• TO DO: Pull every "Insurance" line out of the data below.

Records from a data collection:
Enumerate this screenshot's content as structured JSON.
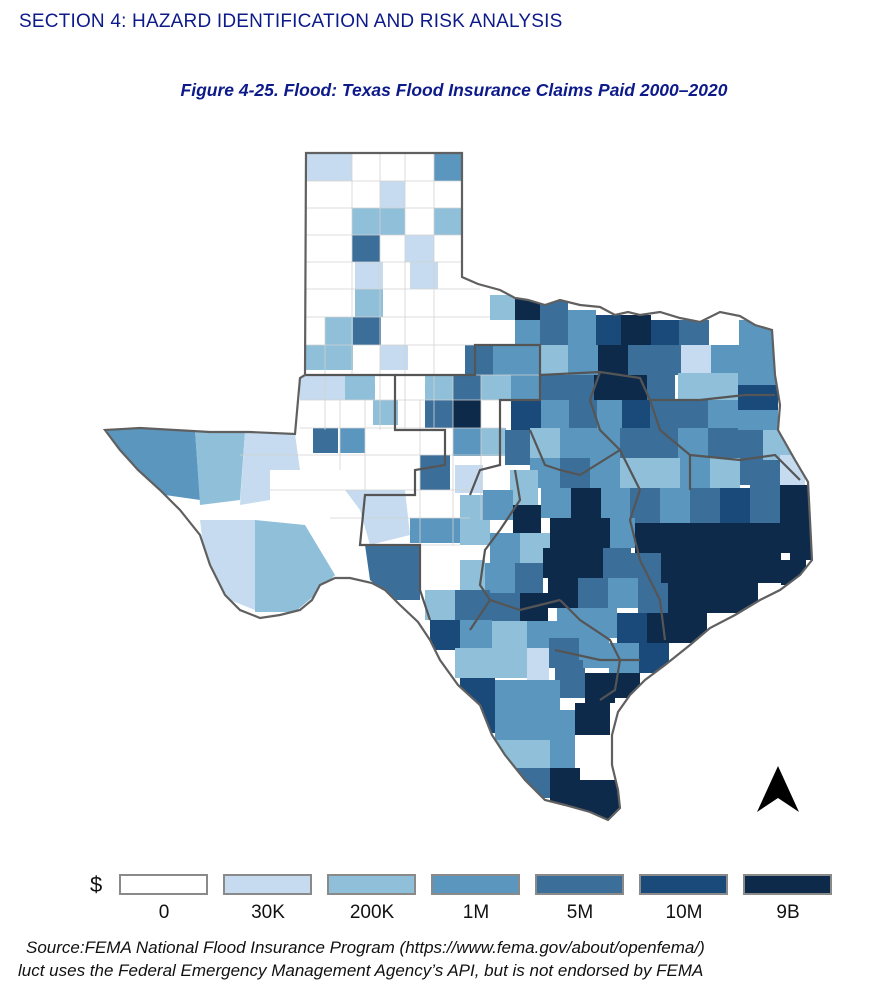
{
  "header": {
    "section": "SECTION 4: HAZARD IDENTIFICATION AND RISK ANALYSIS"
  },
  "figure": {
    "title": "Figure 4-25. Flood: Texas Flood Insurance Claims Paid 2000–2020"
  },
  "legend": {
    "currency": "$",
    "classes": [
      {
        "label": "0",
        "color": "#ffffff"
      },
      {
        "label": "30K",
        "color": "#c6dbef"
      },
      {
        "label": "200K",
        "color": "#8fbfd9"
      },
      {
        "label": "1M",
        "color": "#5a96be"
      },
      {
        "label": "5M",
        "color": "#3b6f9a"
      },
      {
        "label": "10M",
        "color": "#194a7a"
      },
      {
        "label": "9B",
        "color": "#0e2a4a"
      }
    ]
  },
  "map": {
    "north_arrow": "north-arrow-icon",
    "outline_color": "#606060",
    "county_line_color": "#d0d0d0"
  },
  "source": {
    "line1": "Source:FEMA National Flood Insurance Program (https://www.fema.gov/about/openfema/)",
    "line2": "luct uses the Federal Emergency Management Agency’s API, but is not endorsed by FEMA"
  }
}
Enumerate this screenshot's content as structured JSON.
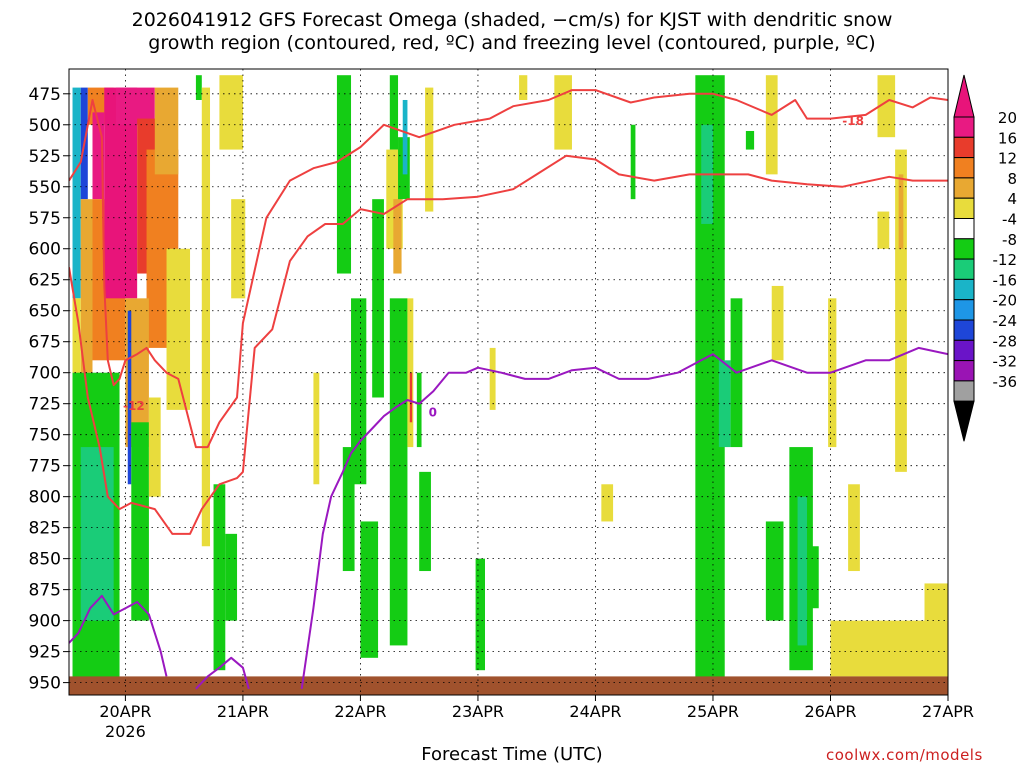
{
  "chart_data": {
    "type": "heatmap",
    "title": "2026041912 GFS Forecast Omega (shaded, −cm/s) for KJST with dendritic snow",
    "subtitle": "growth region (contoured, red, ºC) and freezing level (contoured, purple, ºC)",
    "xlabel": "Forecast Time (UTC)",
    "ylabel": "",
    "x_ticks": [
      {
        "label": "20APR",
        "sublabel": "2026",
        "day": 20
      },
      {
        "label": "21APR",
        "day": 21
      },
      {
        "label": "22APR",
        "day": 22
      },
      {
        "label": "23APR",
        "day": 23
      },
      {
        "label": "24APR",
        "day": 24
      },
      {
        "label": "25APR",
        "day": 25
      },
      {
        "label": "26APR",
        "day": 26
      },
      {
        "label": "27APR",
        "day": 27
      }
    ],
    "xlim_days": [
      19.52,
      27.0
    ],
    "y_levels_mb": [
      475,
      500,
      525,
      550,
      575,
      600,
      625,
      650,
      675,
      700,
      725,
      750,
      775,
      800,
      825,
      850,
      875,
      900,
      925,
      950
    ],
    "ylim_mb": [
      455,
      960
    ],
    "colorbar": {
      "labels": [
        20,
        16,
        12,
        8,
        4,
        -4,
        -8,
        -12,
        -16,
        -20,
        -24,
        -28,
        -32,
        -36
      ],
      "bins": [
        {
          "lo": 20,
          "hi": 24,
          "color": "#e81a82"
        },
        {
          "lo": 16,
          "hi": 20,
          "color": "#e83c2c"
        },
        {
          "lo": 12,
          "hi": 16,
          "color": "#f08020"
        },
        {
          "lo": 8,
          "hi": 12,
          "color": "#e8a832"
        },
        {
          "lo": 4,
          "hi": 8,
          "color": "#e8dc3c"
        },
        {
          "lo": -4,
          "hi": 4,
          "color": "#ffffff"
        },
        {
          "lo": -8,
          "hi": -4,
          "color": "#14cc14"
        },
        {
          "lo": -12,
          "hi": -8,
          "color": "#1acc78"
        },
        {
          "lo": -16,
          "hi": -12,
          "color": "#1ab4c8"
        },
        {
          "lo": -20,
          "hi": -16,
          "color": "#1e96e6"
        },
        {
          "lo": -24,
          "hi": -20,
          "color": "#1e46d8"
        },
        {
          "lo": -28,
          "hi": -24,
          "color": "#6a14c8"
        },
        {
          "lo": -32,
          "hi": -28,
          "color": "#9a14b4"
        },
        {
          "lo": -36,
          "hi": -32,
          "color": "#a0a0a0"
        }
      ],
      "min_arrow_color": "#000000",
      "max_arrow_color": "#e8147a"
    },
    "omega_regions": [
      {
        "t0": 19.55,
        "t1": 19.62,
        "p0": 470,
        "p1": 640,
        "omega": -14
      },
      {
        "t0": 19.62,
        "t1": 19.68,
        "p0": 470,
        "p1": 560,
        "omega": -22
      },
      {
        "t0": 19.62,
        "t1": 19.72,
        "p0": 560,
        "p1": 700,
        "omega": 10
      },
      {
        "t0": 19.55,
        "t1": 19.62,
        "p0": 640,
        "p1": 720,
        "omega": 6
      },
      {
        "t0": 19.68,
        "t1": 19.9,
        "p0": 470,
        "p1": 500,
        "omega": 12
      },
      {
        "t0": 19.72,
        "t1": 19.82,
        "p0": 490,
        "p1": 560,
        "omega": 20
      },
      {
        "t0": 19.72,
        "t1": 20.0,
        "p0": 560,
        "p1": 690,
        "omega": 14
      },
      {
        "t0": 19.82,
        "t1": 20.1,
        "p0": 470,
        "p1": 640,
        "omega": 24
      },
      {
        "t0": 19.92,
        "t1": 20.25,
        "p0": 470,
        "p1": 500,
        "omega": 22
      },
      {
        "t0": 20.1,
        "t1": 20.28,
        "p0": 495,
        "p1": 620,
        "omega": 18
      },
      {
        "t0": 20.18,
        "t1": 20.45,
        "p0": 520,
        "p1": 680,
        "omega": 13
      },
      {
        "t0": 20.25,
        "t1": 20.45,
        "p0": 470,
        "p1": 540,
        "omega": 9
      },
      {
        "t0": 20.35,
        "t1": 20.55,
        "p0": 600,
        "p1": 730,
        "omega": 6
      },
      {
        "t0": 20.0,
        "t1": 20.2,
        "p0": 640,
        "p1": 760,
        "omega": 10
      },
      {
        "t0": 20.02,
        "t1": 20.05,
        "p0": 650,
        "p1": 790,
        "omega": -22
      },
      {
        "t0": 19.55,
        "t1": 19.95,
        "p0": 700,
        "p1": 950,
        "omega": -6
      },
      {
        "t0": 19.62,
        "t1": 19.9,
        "p0": 760,
        "p1": 900,
        "omega": -10
      },
      {
        "t0": 20.05,
        "t1": 20.2,
        "p0": 740,
        "p1": 900,
        "omega": -6
      },
      {
        "t0": 20.2,
        "t1": 20.3,
        "p0": 720,
        "p1": 800,
        "omega": 5
      },
      {
        "t0": 20.6,
        "t1": 20.65,
        "p0": 460,
        "p1": 480,
        "omega": -6
      },
      {
        "t0": 20.65,
        "t1": 20.72,
        "p0": 470,
        "p1": 840,
        "omega": 5
      },
      {
        "t0": 20.75,
        "t1": 20.85,
        "p0": 790,
        "p1": 940,
        "omega": -6
      },
      {
        "t0": 20.85,
        "t1": 20.95,
        "p0": 830,
        "p1": 900,
        "omega": -5
      },
      {
        "t0": 20.8,
        "t1": 21.0,
        "p0": 460,
        "p1": 520,
        "omega": 5
      },
      {
        "t0": 20.9,
        "t1": 21.02,
        "p0": 560,
        "p1": 640,
        "omega": 5
      },
      {
        "t0": 21.6,
        "t1": 21.65,
        "p0": 700,
        "p1": 790,
        "omega": 5
      },
      {
        "t0": 21.8,
        "t1": 21.92,
        "p0": 460,
        "p1": 620,
        "omega": -6
      },
      {
        "t0": 21.85,
        "t1": 21.95,
        "p0": 760,
        "p1": 860,
        "omega": -6
      },
      {
        "t0": 21.92,
        "t1": 22.05,
        "p0": 640,
        "p1": 790,
        "omega": -6
      },
      {
        "t0": 22.0,
        "t1": 22.15,
        "p0": 820,
        "p1": 930,
        "omega": -6
      },
      {
        "t0": 22.1,
        "t1": 22.2,
        "p0": 560,
        "p1": 720,
        "omega": -6
      },
      {
        "t0": 22.25,
        "t1": 22.32,
        "p0": 460,
        "p1": 520,
        "omega": -5
      },
      {
        "t0": 22.22,
        "t1": 22.36,
        "p0": 520,
        "p1": 600,
        "omega": 6
      },
      {
        "t0": 22.28,
        "t1": 22.35,
        "p0": 560,
        "p1": 620,
        "omega": 10
      },
      {
        "t0": 22.32,
        "t1": 22.42,
        "p0": 510,
        "p1": 560,
        "omega": -8
      },
      {
        "t0": 22.36,
        "t1": 22.4,
        "p0": 480,
        "p1": 540,
        "omega": -14
      },
      {
        "t0": 22.25,
        "t1": 22.4,
        "p0": 640,
        "p1": 920,
        "omega": -6
      },
      {
        "t0": 22.4,
        "t1": 22.45,
        "p0": 640,
        "p1": 760,
        "omega": 6
      },
      {
        "t0": 22.42,
        "t1": 22.44,
        "p0": 700,
        "p1": 740,
        "omega": 18
      },
      {
        "t0": 22.48,
        "t1": 22.52,
        "p0": 700,
        "p1": 760,
        "omega": -6
      },
      {
        "t0": 22.55,
        "t1": 22.62,
        "p0": 470,
        "p1": 570,
        "omega": 5
      },
      {
        "t0": 22.5,
        "t1": 22.6,
        "p0": 780,
        "p1": 860,
        "omega": -5
      },
      {
        "t0": 22.98,
        "t1": 23.06,
        "p0": 850,
        "p1": 940,
        "omega": -6
      },
      {
        "t0": 23.1,
        "t1": 23.15,
        "p0": 680,
        "p1": 730,
        "omega": 5
      },
      {
        "t0": 23.35,
        "t1": 23.42,
        "p0": 460,
        "p1": 480,
        "omega": 5
      },
      {
        "t0": 23.65,
        "t1": 23.8,
        "p0": 460,
        "p1": 520,
        "omega": 5
      },
      {
        "t0": 24.05,
        "t1": 24.15,
        "p0": 790,
        "p1": 820,
        "omega": 5
      },
      {
        "t0": 24.3,
        "t1": 24.34,
        "p0": 500,
        "p1": 560,
        "omega": -6
      },
      {
        "t0": 24.85,
        "t1": 25.1,
        "p0": 460,
        "p1": 950,
        "omega": -6
      },
      {
        "t0": 24.9,
        "t1": 25.0,
        "p0": 500,
        "p1": 580,
        "omega": -10
      },
      {
        "t0": 25.05,
        "t1": 25.15,
        "p0": 690,
        "p1": 760,
        "omega": -10
      },
      {
        "t0": 25.15,
        "t1": 25.25,
        "p0": 640,
        "p1": 760,
        "omega": -6
      },
      {
        "t0": 25.28,
        "t1": 25.35,
        "p0": 505,
        "p1": 520,
        "omega": -6
      },
      {
        "t0": 25.45,
        "t1": 25.55,
        "p0": 460,
        "p1": 540,
        "omega": 5
      },
      {
        "t0": 25.5,
        "t1": 25.6,
        "p0": 630,
        "p1": 690,
        "omega": 5
      },
      {
        "t0": 25.65,
        "t1": 25.85,
        "p0": 760,
        "p1": 940,
        "omega": -6
      },
      {
        "t0": 25.72,
        "t1": 25.8,
        "p0": 800,
        "p1": 920,
        "omega": -10
      },
      {
        "t0": 25.45,
        "t1": 25.6,
        "p0": 820,
        "p1": 900,
        "omega": -6
      },
      {
        "t0": 25.82,
        "t1": 25.9,
        "p0": 840,
        "p1": 890,
        "omega": -6
      },
      {
        "t0": 25.98,
        "t1": 26.05,
        "p0": 640,
        "p1": 760,
        "omega": 5
      },
      {
        "t0": 26.15,
        "t1": 26.25,
        "p0": 790,
        "p1": 860,
        "omega": 5
      },
      {
        "t0": 26.4,
        "t1": 26.55,
        "p0": 460,
        "p1": 510,
        "omega": 5
      },
      {
        "t0": 26.4,
        "t1": 26.5,
        "p0": 570,
        "p1": 600,
        "omega": 5
      },
      {
        "t0": 26.55,
        "t1": 26.65,
        "p0": 520,
        "p1": 780,
        "omega": 5
      },
      {
        "t0": 26.58,
        "t1": 26.62,
        "p0": 540,
        "p1": 600,
        "omega": 8
      },
      {
        "t0": 26.0,
        "t1": 27.0,
        "p0": 900,
        "p1": 945,
        "omega": 5
      },
      {
        "t0": 26.8,
        "t1": 27.0,
        "p0": 870,
        "p1": 900,
        "omega": 5
      }
    ],
    "contours": [
      {
        "label": "-18",
        "color": "#ee4040",
        "label_at": [
          26.1,
          497
        ],
        "points": [
          [
            19.52,
            545
          ],
          [
            19.62,
            530
          ],
          [
            19.72,
            480
          ],
          [
            19.8,
            510
          ],
          [
            19.82,
            630
          ],
          [
            19.85,
            690
          ],
          [
            19.9,
            710
          ],
          [
            19.95,
            705
          ],
          [
            20.0,
            690
          ],
          [
            20.1,
            685
          ],
          [
            20.18,
            680
          ],
          [
            20.25,
            690
          ],
          [
            20.35,
            700
          ],
          [
            20.45,
            705
          ],
          [
            20.6,
            760
          ],
          [
            20.7,
            760
          ],
          [
            20.8,
            740
          ],
          [
            20.95,
            720
          ],
          [
            21.0,
            660
          ],
          [
            21.2,
            575
          ],
          [
            21.4,
            545
          ],
          [
            21.6,
            535
          ],
          [
            21.8,
            530
          ],
          [
            22.0,
            518
          ],
          [
            22.2,
            500
          ],
          [
            22.5,
            510
          ],
          [
            22.8,
            500
          ],
          [
            23.1,
            495
          ],
          [
            23.3,
            485
          ],
          [
            23.6,
            480
          ],
          [
            23.8,
            472
          ],
          [
            24.0,
            472
          ],
          [
            24.3,
            482
          ],
          [
            24.5,
            478
          ],
          [
            24.8,
            475
          ],
          [
            25.0,
            475
          ],
          [
            25.2,
            480
          ],
          [
            25.5,
            492
          ],
          [
            25.7,
            480
          ],
          [
            25.8,
            495
          ],
          [
            26.0,
            495
          ],
          [
            26.3,
            492
          ],
          [
            26.5,
            480
          ],
          [
            26.7,
            486
          ],
          [
            26.85,
            478
          ],
          [
            27.0,
            480
          ]
        ]
      },
      {
        "label": "-12",
        "color": "#ee4040",
        "label_at": [
          19.98,
          727
        ],
        "points": [
          [
            19.52,
            615
          ],
          [
            19.6,
            660
          ],
          [
            19.68,
            720
          ],
          [
            19.78,
            760
          ],
          [
            19.85,
            800
          ],
          [
            19.95,
            810
          ],
          [
            20.05,
            805
          ],
          [
            20.25,
            810
          ],
          [
            20.4,
            830
          ],
          [
            20.55,
            830
          ],
          [
            20.65,
            810
          ],
          [
            20.8,
            790
          ],
          [
            20.95,
            785
          ],
          [
            21.0,
            780
          ],
          [
            21.1,
            680
          ],
          [
            21.25,
            665
          ],
          [
            21.4,
            610
          ],
          [
            21.55,
            590
          ],
          [
            21.7,
            580
          ],
          [
            21.85,
            580
          ],
          [
            22.0,
            568
          ],
          [
            22.2,
            572
          ],
          [
            22.4,
            560
          ],
          [
            22.7,
            560
          ],
          [
            23.0,
            558
          ],
          [
            23.3,
            552
          ],
          [
            23.5,
            540
          ],
          [
            23.75,
            525
          ],
          [
            24.0,
            528
          ],
          [
            24.2,
            540
          ],
          [
            24.5,
            545
          ],
          [
            24.8,
            540
          ],
          [
            25.0,
            540
          ],
          [
            25.3,
            540
          ],
          [
            25.5,
            545
          ],
          [
            25.8,
            548
          ],
          [
            26.1,
            550
          ],
          [
            26.5,
            542
          ],
          [
            26.7,
            545
          ],
          [
            27.0,
            545
          ]
        ]
      },
      {
        "label": "0",
        "color": "#9a18c0",
        "label_at": [
          22.58,
          732
        ],
        "points": [
          [
            21.5,
            955
          ],
          [
            21.6,
            890
          ],
          [
            21.68,
            830
          ],
          [
            21.75,
            800
          ],
          [
            21.8,
            790
          ],
          [
            21.85,
            780
          ],
          [
            21.92,
            765
          ],
          [
            22.0,
            755
          ],
          [
            22.1,
            745
          ],
          [
            22.2,
            735
          ],
          [
            22.3,
            728
          ],
          [
            22.4,
            722
          ],
          [
            22.5,
            725
          ],
          [
            22.62,
            715
          ],
          [
            22.75,
            700
          ],
          [
            22.9,
            700
          ],
          [
            23.0,
            696
          ],
          [
            23.2,
            700
          ],
          [
            23.4,
            705
          ],
          [
            23.6,
            705
          ],
          [
            23.8,
            698
          ],
          [
            24.0,
            696
          ],
          [
            24.2,
            705
          ],
          [
            24.45,
            705
          ],
          [
            24.7,
            700
          ],
          [
            24.9,
            690
          ],
          [
            25.0,
            685
          ],
          [
            25.2,
            700
          ],
          [
            25.5,
            690
          ],
          [
            25.8,
            700
          ],
          [
            26.0,
            700
          ],
          [
            26.3,
            690
          ],
          [
            26.5,
            690
          ],
          [
            26.75,
            680
          ],
          [
            27.0,
            685
          ]
        ]
      },
      {
        "label": "",
        "color": "#9a18c0",
        "label_at": [
          0,
          0
        ],
        "points": [
          [
            19.52,
            918
          ],
          [
            19.6,
            910
          ],
          [
            19.7,
            890
          ],
          [
            19.8,
            880
          ],
          [
            19.9,
            895
          ],
          [
            20.0,
            890
          ],
          [
            20.1,
            885
          ],
          [
            20.2,
            895
          ],
          [
            20.3,
            925
          ],
          [
            20.35,
            945
          ]
        ]
      },
      {
        "label": "",
        "color": "#9a18c0",
        "label_at": [
          0,
          0
        ],
        "points": [
          [
            20.6,
            955
          ],
          [
            20.7,
            945
          ],
          [
            20.8,
            938
          ],
          [
            20.9,
            930
          ],
          [
            21.0,
            938
          ],
          [
            21.05,
            955
          ]
        ]
      }
    ],
    "terrain": {
      "color": "#a0522d",
      "top_mb": 945,
      "label": ""
    }
  },
  "credit": "coolwx.com/models"
}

• WRITTEN SOLUTION:
    "title": "Figure 4-25. Flood: Texas Flood Insurance Claims Paid 2000–2020"
    "line1": "Source:FEMA National Flood Insurance Program (https://www.fema.gov/about/openfema/)",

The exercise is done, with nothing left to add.